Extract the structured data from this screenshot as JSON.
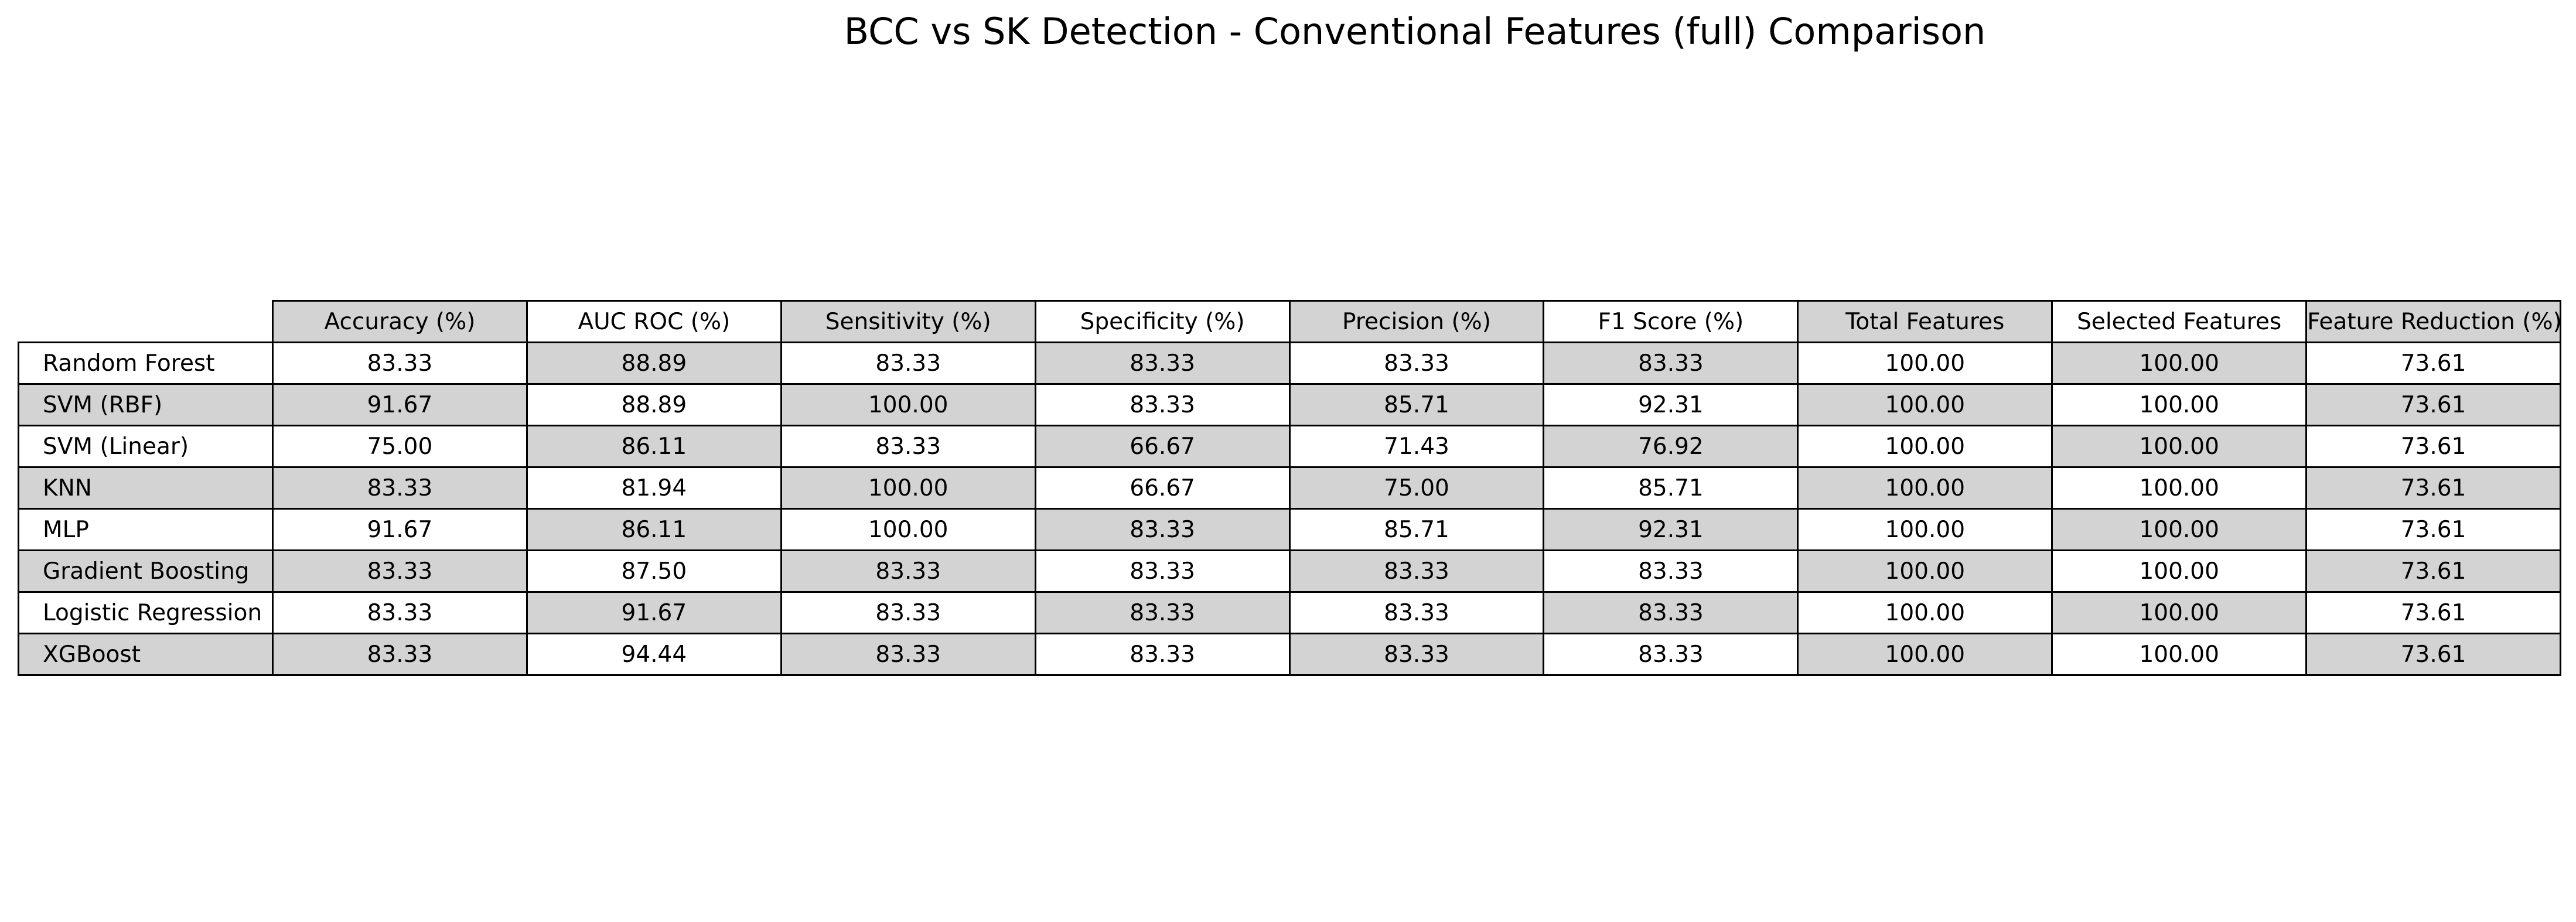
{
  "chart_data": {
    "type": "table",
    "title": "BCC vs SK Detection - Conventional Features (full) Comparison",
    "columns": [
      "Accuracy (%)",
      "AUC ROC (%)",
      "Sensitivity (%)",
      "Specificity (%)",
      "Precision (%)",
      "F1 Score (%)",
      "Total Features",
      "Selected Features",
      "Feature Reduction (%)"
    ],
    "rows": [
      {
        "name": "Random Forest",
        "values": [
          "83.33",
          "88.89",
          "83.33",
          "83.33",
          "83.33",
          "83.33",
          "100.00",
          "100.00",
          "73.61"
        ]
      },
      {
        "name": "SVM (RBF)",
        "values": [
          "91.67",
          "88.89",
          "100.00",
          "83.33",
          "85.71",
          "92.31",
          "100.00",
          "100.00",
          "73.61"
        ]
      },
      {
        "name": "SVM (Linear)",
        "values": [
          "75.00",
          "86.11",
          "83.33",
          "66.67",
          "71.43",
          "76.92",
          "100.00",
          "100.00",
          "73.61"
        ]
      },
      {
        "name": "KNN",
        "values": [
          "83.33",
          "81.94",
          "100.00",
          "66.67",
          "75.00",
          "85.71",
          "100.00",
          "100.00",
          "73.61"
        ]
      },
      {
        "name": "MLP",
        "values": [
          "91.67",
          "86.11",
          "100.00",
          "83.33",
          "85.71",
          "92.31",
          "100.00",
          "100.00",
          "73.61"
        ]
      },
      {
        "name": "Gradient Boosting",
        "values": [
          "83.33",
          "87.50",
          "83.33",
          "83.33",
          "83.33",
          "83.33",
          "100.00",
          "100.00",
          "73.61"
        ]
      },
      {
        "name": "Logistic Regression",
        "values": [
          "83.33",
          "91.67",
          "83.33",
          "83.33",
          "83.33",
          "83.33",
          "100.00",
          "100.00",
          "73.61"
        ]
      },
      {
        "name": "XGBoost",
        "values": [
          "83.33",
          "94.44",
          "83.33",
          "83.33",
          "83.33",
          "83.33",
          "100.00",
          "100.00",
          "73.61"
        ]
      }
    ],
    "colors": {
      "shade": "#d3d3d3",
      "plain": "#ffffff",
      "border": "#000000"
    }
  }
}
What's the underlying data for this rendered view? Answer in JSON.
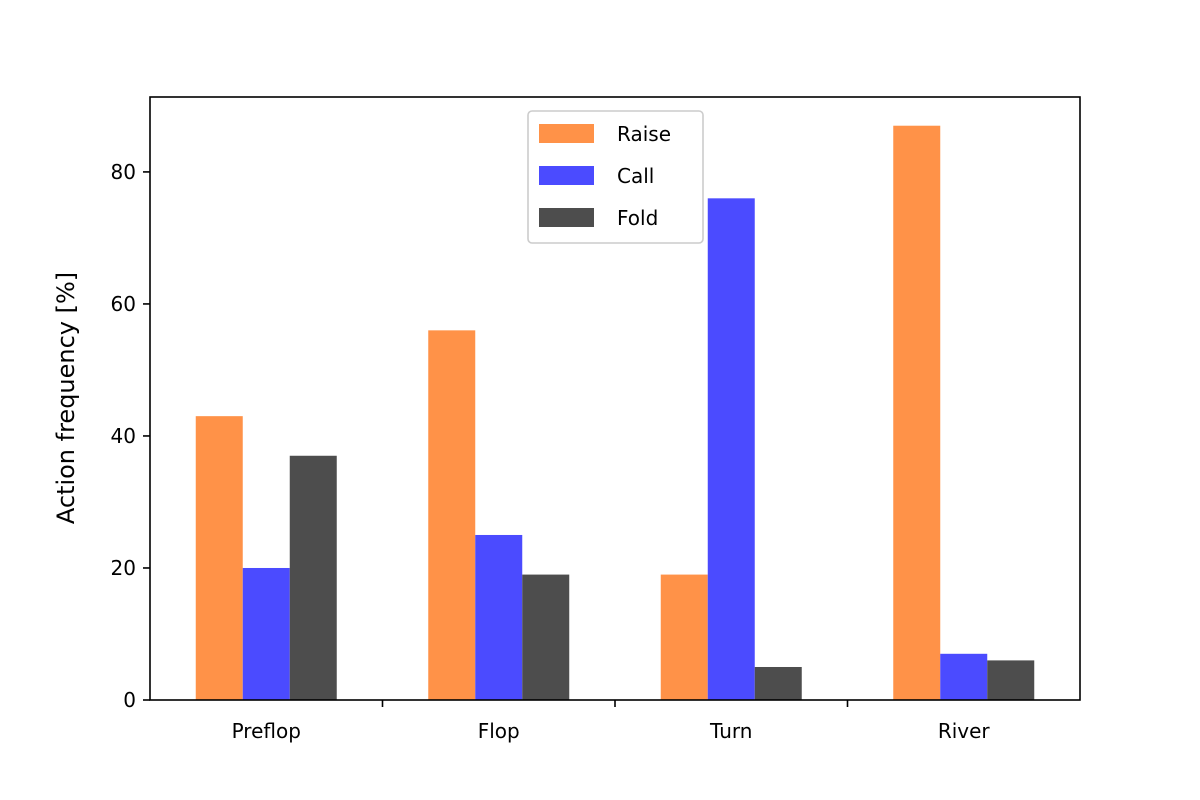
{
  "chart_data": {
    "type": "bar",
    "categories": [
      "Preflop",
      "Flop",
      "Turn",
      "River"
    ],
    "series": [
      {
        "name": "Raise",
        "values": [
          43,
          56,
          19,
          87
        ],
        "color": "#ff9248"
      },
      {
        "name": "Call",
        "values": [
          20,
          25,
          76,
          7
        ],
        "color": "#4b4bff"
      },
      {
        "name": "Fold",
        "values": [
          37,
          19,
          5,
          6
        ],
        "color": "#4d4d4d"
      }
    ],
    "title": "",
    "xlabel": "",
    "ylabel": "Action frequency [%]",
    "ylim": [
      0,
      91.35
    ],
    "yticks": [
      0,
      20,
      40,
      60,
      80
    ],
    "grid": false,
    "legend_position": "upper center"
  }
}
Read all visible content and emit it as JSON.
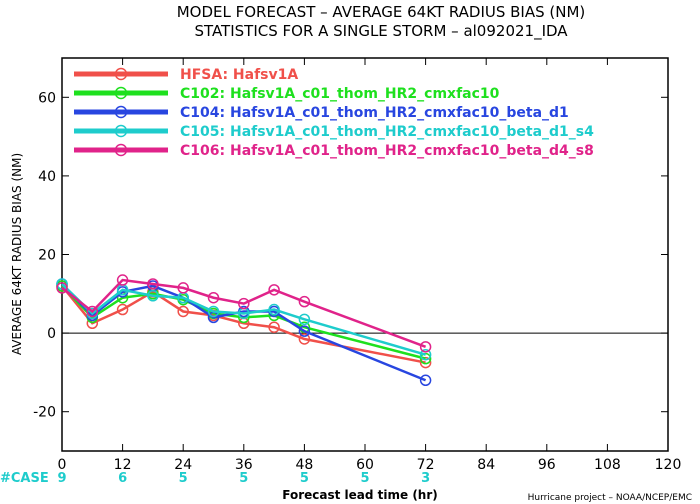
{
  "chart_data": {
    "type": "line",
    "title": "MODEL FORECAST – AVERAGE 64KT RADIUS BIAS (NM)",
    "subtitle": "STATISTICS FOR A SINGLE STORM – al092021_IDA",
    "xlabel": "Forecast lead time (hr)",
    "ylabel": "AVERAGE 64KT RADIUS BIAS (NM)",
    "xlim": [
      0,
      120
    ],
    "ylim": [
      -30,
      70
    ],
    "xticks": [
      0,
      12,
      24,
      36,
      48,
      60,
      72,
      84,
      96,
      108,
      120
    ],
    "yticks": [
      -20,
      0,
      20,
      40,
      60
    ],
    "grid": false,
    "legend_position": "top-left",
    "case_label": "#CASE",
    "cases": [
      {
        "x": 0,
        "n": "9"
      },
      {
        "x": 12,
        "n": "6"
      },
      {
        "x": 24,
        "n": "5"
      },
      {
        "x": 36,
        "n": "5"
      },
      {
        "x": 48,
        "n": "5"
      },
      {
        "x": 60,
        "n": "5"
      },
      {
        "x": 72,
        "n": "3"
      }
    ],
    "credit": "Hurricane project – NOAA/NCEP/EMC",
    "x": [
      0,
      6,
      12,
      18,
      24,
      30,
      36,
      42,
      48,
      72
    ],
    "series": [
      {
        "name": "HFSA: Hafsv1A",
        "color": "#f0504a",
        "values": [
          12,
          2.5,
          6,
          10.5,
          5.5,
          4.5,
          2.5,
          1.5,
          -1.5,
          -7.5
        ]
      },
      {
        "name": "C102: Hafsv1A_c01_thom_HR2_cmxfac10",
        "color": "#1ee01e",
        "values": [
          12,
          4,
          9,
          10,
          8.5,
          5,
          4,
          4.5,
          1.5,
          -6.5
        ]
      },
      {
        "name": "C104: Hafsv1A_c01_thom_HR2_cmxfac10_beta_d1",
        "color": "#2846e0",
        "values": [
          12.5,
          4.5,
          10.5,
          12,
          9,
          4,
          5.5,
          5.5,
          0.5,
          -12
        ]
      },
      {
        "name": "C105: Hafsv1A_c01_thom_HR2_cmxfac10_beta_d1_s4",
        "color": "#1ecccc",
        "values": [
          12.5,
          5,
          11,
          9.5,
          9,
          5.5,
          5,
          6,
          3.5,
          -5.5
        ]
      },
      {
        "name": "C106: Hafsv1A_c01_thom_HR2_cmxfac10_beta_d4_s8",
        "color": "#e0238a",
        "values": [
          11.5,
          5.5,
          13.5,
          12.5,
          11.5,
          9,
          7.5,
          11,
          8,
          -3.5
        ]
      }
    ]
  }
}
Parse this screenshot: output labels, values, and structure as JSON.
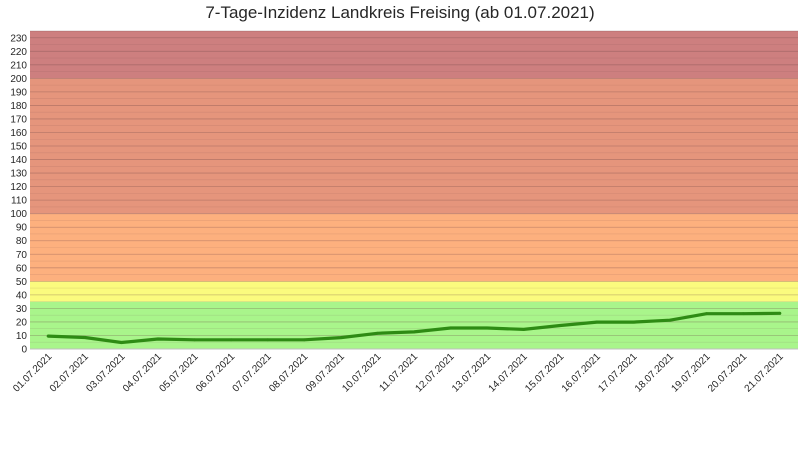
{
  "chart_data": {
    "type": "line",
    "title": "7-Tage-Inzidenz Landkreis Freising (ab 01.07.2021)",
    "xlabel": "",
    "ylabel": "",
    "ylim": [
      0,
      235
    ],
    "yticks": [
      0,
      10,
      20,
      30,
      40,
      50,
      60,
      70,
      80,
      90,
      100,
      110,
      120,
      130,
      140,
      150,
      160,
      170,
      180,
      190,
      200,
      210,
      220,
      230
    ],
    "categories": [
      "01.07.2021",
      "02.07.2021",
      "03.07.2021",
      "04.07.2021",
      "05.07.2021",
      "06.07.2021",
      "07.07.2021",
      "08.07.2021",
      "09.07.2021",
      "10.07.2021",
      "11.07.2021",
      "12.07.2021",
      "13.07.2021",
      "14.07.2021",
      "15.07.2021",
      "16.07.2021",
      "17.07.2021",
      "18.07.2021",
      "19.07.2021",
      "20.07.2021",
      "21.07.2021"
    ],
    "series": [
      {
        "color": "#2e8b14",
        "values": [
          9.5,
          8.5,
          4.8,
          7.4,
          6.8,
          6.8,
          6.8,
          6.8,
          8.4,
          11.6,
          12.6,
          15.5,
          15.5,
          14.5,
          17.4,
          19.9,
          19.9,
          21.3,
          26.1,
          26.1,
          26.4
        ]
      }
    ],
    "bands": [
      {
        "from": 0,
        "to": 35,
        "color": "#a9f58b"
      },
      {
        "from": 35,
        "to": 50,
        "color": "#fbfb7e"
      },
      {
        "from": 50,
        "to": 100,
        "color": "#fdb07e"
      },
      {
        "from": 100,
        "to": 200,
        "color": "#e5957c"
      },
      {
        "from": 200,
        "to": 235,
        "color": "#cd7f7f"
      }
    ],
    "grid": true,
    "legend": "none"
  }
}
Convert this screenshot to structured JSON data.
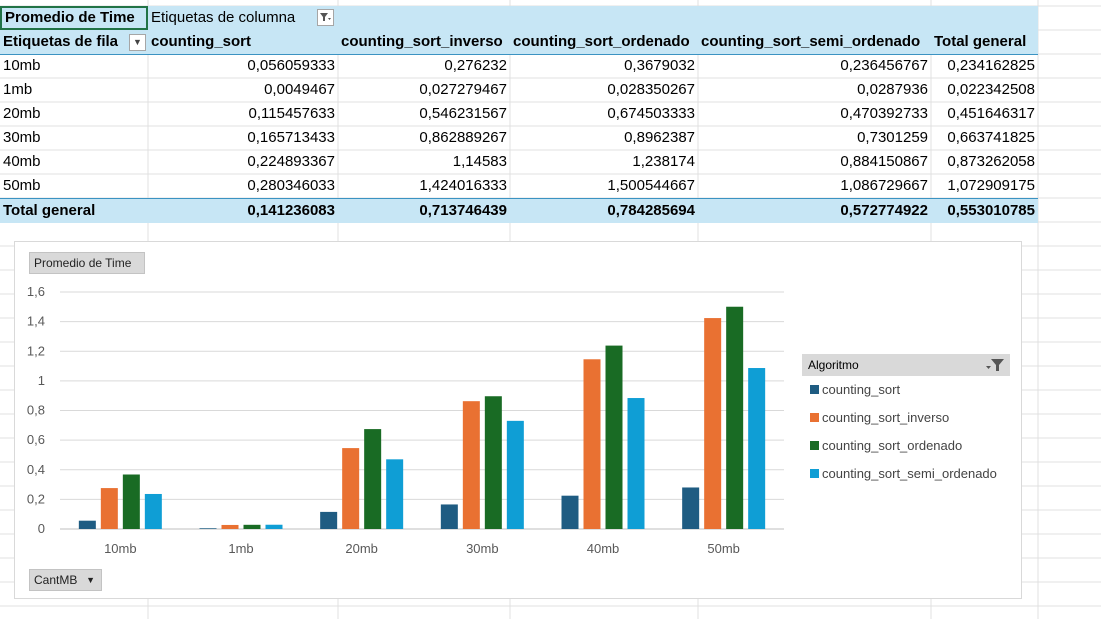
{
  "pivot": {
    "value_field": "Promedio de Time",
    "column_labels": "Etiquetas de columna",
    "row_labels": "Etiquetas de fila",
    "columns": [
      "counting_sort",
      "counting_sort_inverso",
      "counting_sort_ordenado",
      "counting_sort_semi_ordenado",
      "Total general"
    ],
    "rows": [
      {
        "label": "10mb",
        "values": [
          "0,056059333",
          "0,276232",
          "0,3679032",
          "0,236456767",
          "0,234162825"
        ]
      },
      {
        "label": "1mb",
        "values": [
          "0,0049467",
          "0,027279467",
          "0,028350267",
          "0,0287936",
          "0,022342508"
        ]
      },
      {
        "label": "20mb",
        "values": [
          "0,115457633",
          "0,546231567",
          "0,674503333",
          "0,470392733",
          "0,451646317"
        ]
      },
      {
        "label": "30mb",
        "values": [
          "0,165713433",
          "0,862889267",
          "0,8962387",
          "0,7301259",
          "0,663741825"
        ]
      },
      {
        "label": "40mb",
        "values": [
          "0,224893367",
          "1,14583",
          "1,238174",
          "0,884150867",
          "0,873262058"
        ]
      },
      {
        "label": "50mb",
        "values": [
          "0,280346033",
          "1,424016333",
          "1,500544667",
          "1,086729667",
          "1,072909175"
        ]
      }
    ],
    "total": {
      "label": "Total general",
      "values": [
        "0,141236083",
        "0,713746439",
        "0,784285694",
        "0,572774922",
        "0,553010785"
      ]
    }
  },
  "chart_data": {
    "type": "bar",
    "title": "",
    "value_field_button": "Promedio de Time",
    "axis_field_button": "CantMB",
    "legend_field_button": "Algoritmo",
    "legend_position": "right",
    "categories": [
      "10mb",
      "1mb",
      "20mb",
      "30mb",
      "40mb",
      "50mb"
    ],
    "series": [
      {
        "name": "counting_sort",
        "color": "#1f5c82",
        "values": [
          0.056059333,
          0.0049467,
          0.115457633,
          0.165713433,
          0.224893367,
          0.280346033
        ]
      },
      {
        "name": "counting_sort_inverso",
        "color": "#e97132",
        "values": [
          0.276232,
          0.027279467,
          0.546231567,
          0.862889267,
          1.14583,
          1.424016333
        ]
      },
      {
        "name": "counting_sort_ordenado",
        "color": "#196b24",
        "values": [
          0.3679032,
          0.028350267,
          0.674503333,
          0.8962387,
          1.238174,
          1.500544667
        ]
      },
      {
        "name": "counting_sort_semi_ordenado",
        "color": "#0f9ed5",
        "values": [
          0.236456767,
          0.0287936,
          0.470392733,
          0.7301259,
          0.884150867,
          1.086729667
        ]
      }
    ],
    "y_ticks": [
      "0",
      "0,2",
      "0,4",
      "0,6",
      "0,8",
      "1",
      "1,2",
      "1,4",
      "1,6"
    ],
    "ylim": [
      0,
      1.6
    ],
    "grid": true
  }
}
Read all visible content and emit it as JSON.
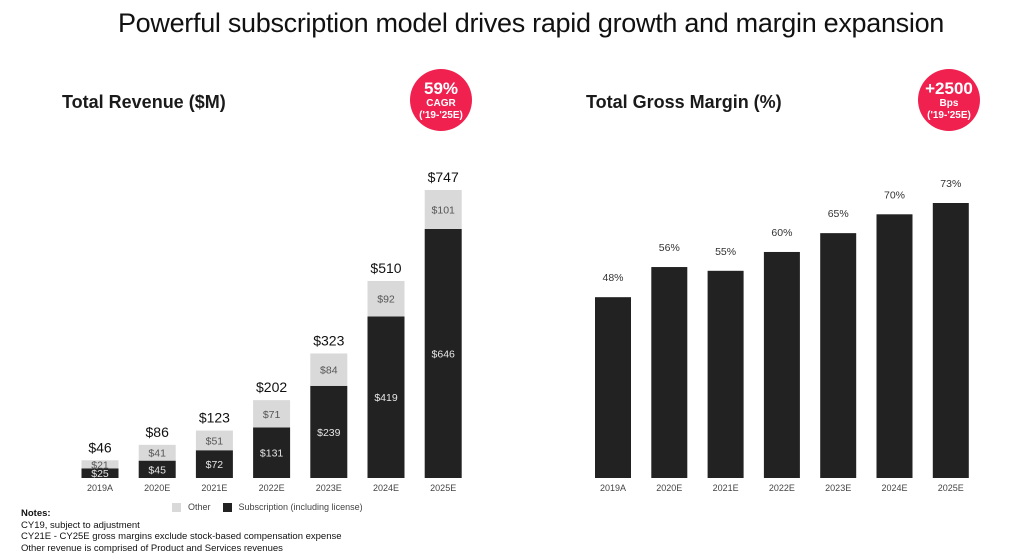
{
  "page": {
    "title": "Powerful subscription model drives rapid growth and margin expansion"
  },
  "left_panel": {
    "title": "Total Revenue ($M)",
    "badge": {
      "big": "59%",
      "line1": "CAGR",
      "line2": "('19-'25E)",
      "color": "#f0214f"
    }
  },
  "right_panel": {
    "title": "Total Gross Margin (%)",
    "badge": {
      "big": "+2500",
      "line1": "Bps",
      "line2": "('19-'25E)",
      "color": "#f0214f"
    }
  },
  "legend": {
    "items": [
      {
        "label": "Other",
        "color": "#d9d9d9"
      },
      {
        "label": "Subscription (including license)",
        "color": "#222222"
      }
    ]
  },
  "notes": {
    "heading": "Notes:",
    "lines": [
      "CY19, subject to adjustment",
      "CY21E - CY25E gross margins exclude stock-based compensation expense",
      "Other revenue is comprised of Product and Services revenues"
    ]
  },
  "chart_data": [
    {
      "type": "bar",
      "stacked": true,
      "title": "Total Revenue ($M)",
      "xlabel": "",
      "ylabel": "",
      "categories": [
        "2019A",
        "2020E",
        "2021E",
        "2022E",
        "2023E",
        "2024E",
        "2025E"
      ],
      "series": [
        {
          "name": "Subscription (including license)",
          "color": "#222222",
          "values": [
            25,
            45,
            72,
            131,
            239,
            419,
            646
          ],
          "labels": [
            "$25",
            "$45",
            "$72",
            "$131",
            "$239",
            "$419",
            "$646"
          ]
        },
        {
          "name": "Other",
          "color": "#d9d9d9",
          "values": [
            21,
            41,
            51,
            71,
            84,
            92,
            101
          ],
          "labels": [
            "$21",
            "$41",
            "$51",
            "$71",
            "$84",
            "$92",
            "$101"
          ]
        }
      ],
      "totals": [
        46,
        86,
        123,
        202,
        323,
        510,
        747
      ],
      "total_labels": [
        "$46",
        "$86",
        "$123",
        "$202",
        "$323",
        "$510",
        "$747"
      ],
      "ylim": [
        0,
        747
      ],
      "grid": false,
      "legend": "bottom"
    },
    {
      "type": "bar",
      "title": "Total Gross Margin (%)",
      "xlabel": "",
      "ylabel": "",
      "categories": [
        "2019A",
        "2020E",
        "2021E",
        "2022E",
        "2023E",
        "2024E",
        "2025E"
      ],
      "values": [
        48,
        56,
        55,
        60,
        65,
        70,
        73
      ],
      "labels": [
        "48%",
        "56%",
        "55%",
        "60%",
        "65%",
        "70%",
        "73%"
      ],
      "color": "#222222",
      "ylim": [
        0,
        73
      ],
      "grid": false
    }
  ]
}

--*--

Which lines include the word "from"? Copy every one of them.

*TASK ANSWER*.
Extract the structured data from this screenshot as JSON.
        "from": 0,
        "from": 35,
        "from": 50,
        "from": 100,
        "from": 200,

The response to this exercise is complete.